• _Challenges_
1. In the passage on presenting data in graphs, list the age groupings that the final sentence gives for the columns of a histogram with varying widths.
2. Rewrite the part of the passage on presenting data in graphs starting with "A graph should be" and going on through "the most recent.", changing "footnotes" to "notes".
3. Write what comes next in the passage on presenting data in graphs, picking up after its last sentence.

• _Extract_
>>>>>

A graph should be able to stand on its own. You should give each graph a descriptive title and label its variables and their values. Use footnotes to clarify any terms that need an explanation to be interpreted correctly and to identify the source of the data. You will find it useful to indicate the date when a graph was produced because, as you analyze the data, you may create multiple versions as you correct errors and make changes in how you combine values. If graphs are not dated you can lose time trying to determine which version is the most recent.
Pie Charts
A pie chart consists of a complete circle, or pie, with wedges. The circle represents 100 percent of the values of the variable displayed. The size of each wedge or “slice of the pie” corresponds to each value’s percentage of the total. Figure 5.1 depicts a pie chart showing the primary reason why people requested services from the Happy Housing Center.
A common convention is to place the largest slice of the pie at the 12 o’clock position. The other slices should follow in a clockwise direction according to size, with the smallest slice last. This rule, however, does not apply if you create two pie charts to make a comparison, for example, if you want to compare the reasons for requesting services from the Happy Housing Center last year and 10 years ago.
Pie charts work well for oral presentations and short written reports, because an audience can quickly understand the depicted information. They may effectively illustrate differences among organizations, locations, and dates. You should avoid using a pie chart that requires a large number of slices. An audience may find it difficult to differentiate between the slices, especially if it is comparing two charts. Furthermore, with many slices you may have trouble finding distinctive colors or patterns to distinguish one slice from another.
FIGURE 5.1 Reason for Visiting Homeless Office – Pie Chart
Bar Graphs and Histograms
Bar graphs are alternatives to pie charts. You place the value of the variable along one axis and the frequency or percentage of cases along the other. The length of the bar indicates the number or percentage of cases possessing each value of the variable. Figure 5.2 depicts a bar graph that includes the same data as the Figure 5.1 pie chart.
Whether the bars are vertical or horizontal depends on which arrangement communicates more effectively and clearly. All bars in a graph should have the same width. If you use different widths for the bars, you risk implying that some values are more important than others, which is misleading. You can also use bar charts to compare organizations, locations, or dates. For example, if you had historical data you could compare this year’s data in Figure 5.2 to data from 10 years ago. To do this you would place a bar representing the percentage laid off 10 years ago next to the first column. The percentage whose rental house needs repairs would go next to the second column and so on.
A histogram represents ratio variables. Figure 5.3 shows an example of a histogram. Each column of the histogram represents a range of values; for example, in Figure 5.3 the second column represents the range 20–24 years old, and the third column the range 25–29 years. The columns adjoin one another because the range of values is continuous. The variable and its values are displayed along the horizontal axis, and the frequency or percentage of cases is displayed along the vertical axis. A histogram is similar to a bar graph, but unlike bar graphs its widths can vary. For example, the widths would vary if the age groupings for the columns were as follows: less than 20, 20–24, 25–29, 30–44, 45–59, and over 60.

<<<<<

(Layout element annotations)
>>>>>

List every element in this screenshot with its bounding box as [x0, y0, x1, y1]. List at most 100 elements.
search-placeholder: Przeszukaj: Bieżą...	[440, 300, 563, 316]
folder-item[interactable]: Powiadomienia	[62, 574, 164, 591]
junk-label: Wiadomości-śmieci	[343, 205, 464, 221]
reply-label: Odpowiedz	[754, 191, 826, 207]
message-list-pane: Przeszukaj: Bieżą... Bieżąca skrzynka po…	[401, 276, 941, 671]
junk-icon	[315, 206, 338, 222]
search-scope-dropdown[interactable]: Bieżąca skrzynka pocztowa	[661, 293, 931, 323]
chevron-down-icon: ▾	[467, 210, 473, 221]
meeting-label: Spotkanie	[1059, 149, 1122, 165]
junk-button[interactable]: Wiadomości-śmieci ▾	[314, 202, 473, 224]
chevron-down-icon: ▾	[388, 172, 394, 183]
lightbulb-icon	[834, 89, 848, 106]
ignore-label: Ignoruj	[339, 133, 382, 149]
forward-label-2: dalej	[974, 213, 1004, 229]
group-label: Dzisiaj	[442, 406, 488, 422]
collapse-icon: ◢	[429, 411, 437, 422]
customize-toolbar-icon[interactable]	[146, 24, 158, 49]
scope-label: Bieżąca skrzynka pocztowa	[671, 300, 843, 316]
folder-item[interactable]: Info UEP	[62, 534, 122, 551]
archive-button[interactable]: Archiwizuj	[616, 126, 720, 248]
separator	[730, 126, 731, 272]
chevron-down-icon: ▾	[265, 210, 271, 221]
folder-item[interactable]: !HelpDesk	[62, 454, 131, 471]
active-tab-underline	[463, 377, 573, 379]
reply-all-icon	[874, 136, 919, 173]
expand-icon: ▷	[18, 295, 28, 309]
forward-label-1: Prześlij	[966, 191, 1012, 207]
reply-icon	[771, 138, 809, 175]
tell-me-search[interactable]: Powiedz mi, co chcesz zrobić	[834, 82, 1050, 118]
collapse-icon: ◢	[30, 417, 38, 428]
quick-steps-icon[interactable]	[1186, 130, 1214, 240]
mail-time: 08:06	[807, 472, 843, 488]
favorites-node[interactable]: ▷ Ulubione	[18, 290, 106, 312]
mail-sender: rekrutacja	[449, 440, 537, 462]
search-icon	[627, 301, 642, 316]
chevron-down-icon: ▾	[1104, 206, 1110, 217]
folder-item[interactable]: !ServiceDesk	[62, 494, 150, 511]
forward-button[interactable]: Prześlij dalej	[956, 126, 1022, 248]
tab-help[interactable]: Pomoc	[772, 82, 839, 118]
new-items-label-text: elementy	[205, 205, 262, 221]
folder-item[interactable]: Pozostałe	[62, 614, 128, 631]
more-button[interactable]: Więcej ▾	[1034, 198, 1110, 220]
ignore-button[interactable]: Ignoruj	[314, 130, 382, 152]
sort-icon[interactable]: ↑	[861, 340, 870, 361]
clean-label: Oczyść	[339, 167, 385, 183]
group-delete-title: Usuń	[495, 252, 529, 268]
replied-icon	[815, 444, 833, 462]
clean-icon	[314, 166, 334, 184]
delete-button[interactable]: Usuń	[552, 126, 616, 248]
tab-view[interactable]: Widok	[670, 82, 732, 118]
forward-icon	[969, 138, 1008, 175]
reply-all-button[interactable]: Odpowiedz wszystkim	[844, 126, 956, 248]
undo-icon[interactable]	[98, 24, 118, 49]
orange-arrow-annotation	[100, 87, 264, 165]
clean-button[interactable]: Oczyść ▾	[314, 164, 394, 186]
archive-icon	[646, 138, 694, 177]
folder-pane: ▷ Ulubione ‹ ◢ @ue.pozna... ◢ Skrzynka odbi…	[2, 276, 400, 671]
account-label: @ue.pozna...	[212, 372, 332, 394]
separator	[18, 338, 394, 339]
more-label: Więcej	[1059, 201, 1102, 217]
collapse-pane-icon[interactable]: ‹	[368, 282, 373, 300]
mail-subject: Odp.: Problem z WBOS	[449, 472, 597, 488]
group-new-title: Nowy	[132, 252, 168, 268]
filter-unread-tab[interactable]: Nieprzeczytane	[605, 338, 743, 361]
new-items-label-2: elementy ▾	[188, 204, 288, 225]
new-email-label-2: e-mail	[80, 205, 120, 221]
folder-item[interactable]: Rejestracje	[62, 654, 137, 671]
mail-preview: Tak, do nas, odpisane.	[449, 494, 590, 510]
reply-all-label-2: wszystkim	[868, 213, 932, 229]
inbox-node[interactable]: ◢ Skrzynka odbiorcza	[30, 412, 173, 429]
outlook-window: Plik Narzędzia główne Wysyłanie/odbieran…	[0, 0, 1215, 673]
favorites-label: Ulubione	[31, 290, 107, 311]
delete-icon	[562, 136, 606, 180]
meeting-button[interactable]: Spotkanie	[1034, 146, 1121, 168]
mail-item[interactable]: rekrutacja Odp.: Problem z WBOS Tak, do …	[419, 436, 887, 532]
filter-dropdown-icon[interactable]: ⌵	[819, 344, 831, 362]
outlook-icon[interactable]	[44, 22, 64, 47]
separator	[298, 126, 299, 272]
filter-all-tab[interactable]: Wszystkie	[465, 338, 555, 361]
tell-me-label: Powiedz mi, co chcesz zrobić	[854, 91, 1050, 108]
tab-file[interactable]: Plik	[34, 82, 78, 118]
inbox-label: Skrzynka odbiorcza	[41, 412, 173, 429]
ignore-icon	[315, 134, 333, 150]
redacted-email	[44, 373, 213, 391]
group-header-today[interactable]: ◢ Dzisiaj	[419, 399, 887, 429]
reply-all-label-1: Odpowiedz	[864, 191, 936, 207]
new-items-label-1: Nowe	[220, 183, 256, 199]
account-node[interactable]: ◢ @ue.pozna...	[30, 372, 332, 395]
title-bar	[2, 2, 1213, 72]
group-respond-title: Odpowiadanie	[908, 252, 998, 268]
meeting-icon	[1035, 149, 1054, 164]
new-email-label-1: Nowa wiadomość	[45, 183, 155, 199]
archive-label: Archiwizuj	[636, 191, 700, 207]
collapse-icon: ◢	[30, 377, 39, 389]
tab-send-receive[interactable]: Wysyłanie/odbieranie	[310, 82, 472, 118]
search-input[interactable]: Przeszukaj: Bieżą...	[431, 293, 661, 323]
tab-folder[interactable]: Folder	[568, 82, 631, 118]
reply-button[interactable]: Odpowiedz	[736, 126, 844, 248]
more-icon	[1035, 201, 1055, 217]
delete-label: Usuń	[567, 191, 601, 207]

<<<<<

• _Final results_
1. less than 20; 20–24; 25–29; 30–44; 45–59; over 60

2.
A graph should be able to stand on its own. You should give each graph a descriptive title and label its variables and their values. Use notes to clarify any terms that need an explanation to be interpreted correctly and to identify the source of the data. You will find it useful to indicate the date when a graph was produced because, as you analyze the data, you may create multiple versions as you correct errors and make changes in how you combine values. If graphs are not dated you can lose time trying to determine which version is the most recent.

3.
FIGURE 5.2 Reason for Visiting Homeless Office – Bar Chart
FIGURE 5.3 Age of Clients of Homeless Office
Time Series Graphs
To track performance over time you will want to use time series graphs. They are valuable to monitor performance, show changes, and demonstrate the impact of a policy. Users can easily and quickly discern changes from one time period to another, trends over time, and the frequency and extent of irregular fluctuations. (Recall that Chapter 4 discussed the changes over time you should look for.) To create a time series graph you put time, whether it is days, months, or years, on the horizontal axis, and the values of the variable on the vertical axis. For each time period place a dot at the intersection of the time period and the variable’s value, and draw a line to connect the dots. Figure 5.4 shows an example of a time series graph.
FIGURE 5.4 Number of Clients by Month
RATES AND PERCENTAGE CHANGE
We were tempted to title this section “putting your elementary school math to use.” Calculation of rates and percentage changes requires only basic math skills. Both rates and percentage changes contain valuable information that policy makers and the public can understand and react to.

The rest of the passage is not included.